▶ _Directions for this task_
Could you write out the records below exactly as they appear?

_ _ _ _ _

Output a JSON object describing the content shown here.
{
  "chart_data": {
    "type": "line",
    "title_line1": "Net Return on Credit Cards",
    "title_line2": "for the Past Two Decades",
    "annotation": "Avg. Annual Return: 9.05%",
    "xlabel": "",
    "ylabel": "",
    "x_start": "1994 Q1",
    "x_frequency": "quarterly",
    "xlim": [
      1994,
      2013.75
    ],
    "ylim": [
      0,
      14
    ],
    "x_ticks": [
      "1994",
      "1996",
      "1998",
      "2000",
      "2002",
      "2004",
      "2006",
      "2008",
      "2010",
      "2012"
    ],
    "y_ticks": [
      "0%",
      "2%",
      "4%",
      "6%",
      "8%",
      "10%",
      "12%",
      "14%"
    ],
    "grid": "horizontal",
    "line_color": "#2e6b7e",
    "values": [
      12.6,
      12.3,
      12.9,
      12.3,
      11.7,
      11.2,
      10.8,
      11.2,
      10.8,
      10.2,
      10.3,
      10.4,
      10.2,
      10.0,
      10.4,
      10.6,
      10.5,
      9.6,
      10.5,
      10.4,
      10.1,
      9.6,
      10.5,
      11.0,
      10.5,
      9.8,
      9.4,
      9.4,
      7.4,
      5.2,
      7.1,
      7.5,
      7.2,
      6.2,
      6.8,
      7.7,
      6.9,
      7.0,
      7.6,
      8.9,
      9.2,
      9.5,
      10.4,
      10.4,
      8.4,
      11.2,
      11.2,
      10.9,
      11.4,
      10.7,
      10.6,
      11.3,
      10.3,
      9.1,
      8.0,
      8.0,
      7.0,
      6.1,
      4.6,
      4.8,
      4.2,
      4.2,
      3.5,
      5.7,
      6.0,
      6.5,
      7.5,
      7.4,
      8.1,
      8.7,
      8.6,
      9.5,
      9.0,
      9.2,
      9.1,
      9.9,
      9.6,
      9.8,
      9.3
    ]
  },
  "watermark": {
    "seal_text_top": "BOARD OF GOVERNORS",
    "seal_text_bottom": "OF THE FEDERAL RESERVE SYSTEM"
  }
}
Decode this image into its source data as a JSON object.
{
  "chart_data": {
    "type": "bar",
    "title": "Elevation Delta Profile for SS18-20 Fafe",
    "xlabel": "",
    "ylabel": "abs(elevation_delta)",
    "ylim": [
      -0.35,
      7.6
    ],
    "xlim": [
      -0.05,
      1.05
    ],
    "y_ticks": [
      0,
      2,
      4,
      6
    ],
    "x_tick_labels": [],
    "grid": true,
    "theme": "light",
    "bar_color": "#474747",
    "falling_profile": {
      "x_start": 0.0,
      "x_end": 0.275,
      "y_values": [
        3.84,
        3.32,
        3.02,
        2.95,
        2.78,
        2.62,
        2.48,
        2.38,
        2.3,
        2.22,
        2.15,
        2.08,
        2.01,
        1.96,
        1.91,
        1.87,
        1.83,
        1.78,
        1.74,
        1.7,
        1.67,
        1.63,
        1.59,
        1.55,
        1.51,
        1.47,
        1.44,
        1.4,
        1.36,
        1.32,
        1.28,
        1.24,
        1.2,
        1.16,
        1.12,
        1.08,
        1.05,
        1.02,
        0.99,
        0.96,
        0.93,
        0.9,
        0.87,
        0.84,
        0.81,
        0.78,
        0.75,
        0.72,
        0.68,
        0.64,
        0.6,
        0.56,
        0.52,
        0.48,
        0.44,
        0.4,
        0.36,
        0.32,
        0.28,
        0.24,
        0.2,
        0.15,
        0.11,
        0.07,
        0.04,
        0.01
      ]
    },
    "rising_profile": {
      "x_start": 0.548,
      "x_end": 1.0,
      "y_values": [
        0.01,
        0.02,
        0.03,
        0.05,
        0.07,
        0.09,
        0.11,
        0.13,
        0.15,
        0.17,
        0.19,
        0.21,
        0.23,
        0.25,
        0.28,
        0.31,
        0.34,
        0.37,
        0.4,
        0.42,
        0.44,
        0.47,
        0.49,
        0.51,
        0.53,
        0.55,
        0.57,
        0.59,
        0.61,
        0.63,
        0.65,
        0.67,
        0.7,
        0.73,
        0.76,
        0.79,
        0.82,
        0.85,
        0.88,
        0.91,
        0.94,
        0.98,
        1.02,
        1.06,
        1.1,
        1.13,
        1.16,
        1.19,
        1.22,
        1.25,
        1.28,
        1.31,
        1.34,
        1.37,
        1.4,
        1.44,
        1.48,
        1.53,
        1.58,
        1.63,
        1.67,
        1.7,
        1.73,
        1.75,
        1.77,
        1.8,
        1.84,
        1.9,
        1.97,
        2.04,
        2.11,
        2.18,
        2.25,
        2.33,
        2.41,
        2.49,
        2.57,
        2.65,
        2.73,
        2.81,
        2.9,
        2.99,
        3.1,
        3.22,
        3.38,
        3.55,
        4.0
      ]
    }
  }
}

_ _ _ _ _

▶ _Problem solution_
Output a JSON object describing the content shown here.
{
  "chart_data": {
    "type": "line",
    "title_line1": "Net Return on Credit Cards",
    "title_line2": "for the Past Two Decades",
    "annotation": "Avg. Annual Return: 9.05%",
    "xlabel": "",
    "ylabel": "",
    "x_start": "1994 Q1",
    "x_frequency": "quarterly",
    "xlim": [
      1994,
      2013.75
    ],
    "ylim": [
      0,
      14
    ],
    "x_ticks": [
      "1994",
      "1996",
      "1998",
      "2000",
      "2002",
      "2004",
      "2006",
      "2008",
      "2010",
      "2012"
    ],
    "y_ticks": [
      "0%",
      "2%",
      "4%",
      "6%",
      "8%",
      "10%",
      "12%",
      "14%"
    ],
    "grid": "horizontal",
    "line_color": "#2e6b7e",
    "values": [
      12.6,
      12.3,
      12.9,
      12.3,
      11.7,
      11.2,
      10.8,
      11.2,
      10.8,
      10.2,
      10.3,
      10.4,
      10.2,
      10.0,
      10.4,
      10.6,
      10.5,
      9.6,
      10.5,
      10.4,
      10.1,
      9.6,
      10.5,
      11.0,
      10.5,
      9.8,
      9.4,
      9.4,
      7.4,
      5.2,
      7.1,
      7.5,
      7.2,
      6.2,
      6.8,
      7.7,
      6.9,
      7.0,
      7.6,
      8.9,
      9.2,
      9.5,
      10.4,
      10.4,
      8.4,
      11.2,
      11.2,
      10.9,
      11.4,
      10.7,
      10.6,
      11.3,
      10.3,
      9.1,
      8.0,
      8.0,
      7.0,
      6.1,
      4.6,
      4.8,
      4.2,
      4.2,
      3.5,
      5.7,
      6.0,
      6.5,
      7.5,
      7.4,
      8.1,
      8.7,
      8.6,
      9.5,
      9.0,
      9.2,
      9.1,
      9.9,
      9.6,
      9.8,
      9.3
    ]
  },
  "watermark": {
    "seal_text_top": "BOARD OF GOVERNORS",
    "seal_text_bottom": "OF THE FEDERAL RESERVE SYSTEM"
  }
}
Decode this image into its source data as a JSON object.
{
  "chart_data": {
    "type": "bar",
    "title": "Elevation Delta Profile for SS18-20 Fafe",
    "xlabel": "",
    "ylabel": "abs(elevation_delta)",
    "ylim": [
      -0.35,
      7.6
    ],
    "xlim": [
      -0.05,
      1.05
    ],
    "y_ticks": [
      0,
      2,
      4,
      6
    ],
    "x_tick_labels": [],
    "grid": true,
    "theme": "light",
    "bar_color": "#474747",
    "falling_profile": {
      "x_start": 0.0,
      "x_end": 0.275,
      "y_values": [
        3.84,
        3.32,
        3.02,
        2.95,
        2.78,
        2.62,
        2.48,
        2.38,
        2.3,
        2.22,
        2.15,
        2.08,
        2.01,
        1.96,
        1.91,
        1.87,
        1.83,
        1.78,
        1.74,
        1.7,
        1.67,
        1.63,
        1.59,
        1.55,
        1.51,
        1.47,
        1.44,
        1.4,
        1.36,
        1.32,
        1.28,
        1.24,
        1.2,
        1.16,
        1.12,
        1.08,
        1.05,
        1.02,
        0.99,
        0.96,
        0.93,
        0.9,
        0.87,
        0.84,
        0.81,
        0.78,
        0.75,
        0.72,
        0.68,
        0.64,
        0.6,
        0.56,
        0.52,
        0.48,
        0.44,
        0.4,
        0.36,
        0.32,
        0.28,
        0.24,
        0.2,
        0.15,
        0.11,
        0.07,
        0.04,
        0.01
      ]
    },
    "rising_profile": {
      "x_start": 0.548,
      "x_end": 1.0,
      "y_values": [
        0.01,
        0.02,
        0.03,
        0.05,
        0.07,
        0.09,
        0.11,
        0.13,
        0.15,
        0.17,
        0.19,
        0.21,
        0.23,
        0.25,
        0.28,
        0.31,
        0.34,
        0.37,
        0.4,
        0.42,
        0.44,
        0.47,
        0.49,
        0.51,
        0.53,
        0.55,
        0.57,
        0.59,
        0.61,
        0.63,
        0.65,
        0.67,
        0.7,
        0.73,
        0.76,
        0.79,
        0.82,
        0.85,
        0.88,
        0.91,
        0.94,
        0.98,
        1.02,
        1.06,
        1.1,
        1.13,
        1.16,
        1.19,
        1.22,
        1.25,
        1.28,
        1.31,
        1.34,
        1.37,
        1.4,
        1.44,
        1.48,
        1.53,
        1.58,
        1.63,
        1.67,
        1.7,
        1.73,
        1.75,
        1.77,
        1.8,
        1.84,
        1.9,
        1.97,
        2.04,
        2.11,
        2.18,
        2.25,
        2.33,
        2.41,
        2.49,
        2.57,
        2.65,
        2.73,
        2.81,
        2.9,
        2.99,
        3.1,
        3.22,
        3.38,
        3.55,
        4.0
      ]
    }
  }
}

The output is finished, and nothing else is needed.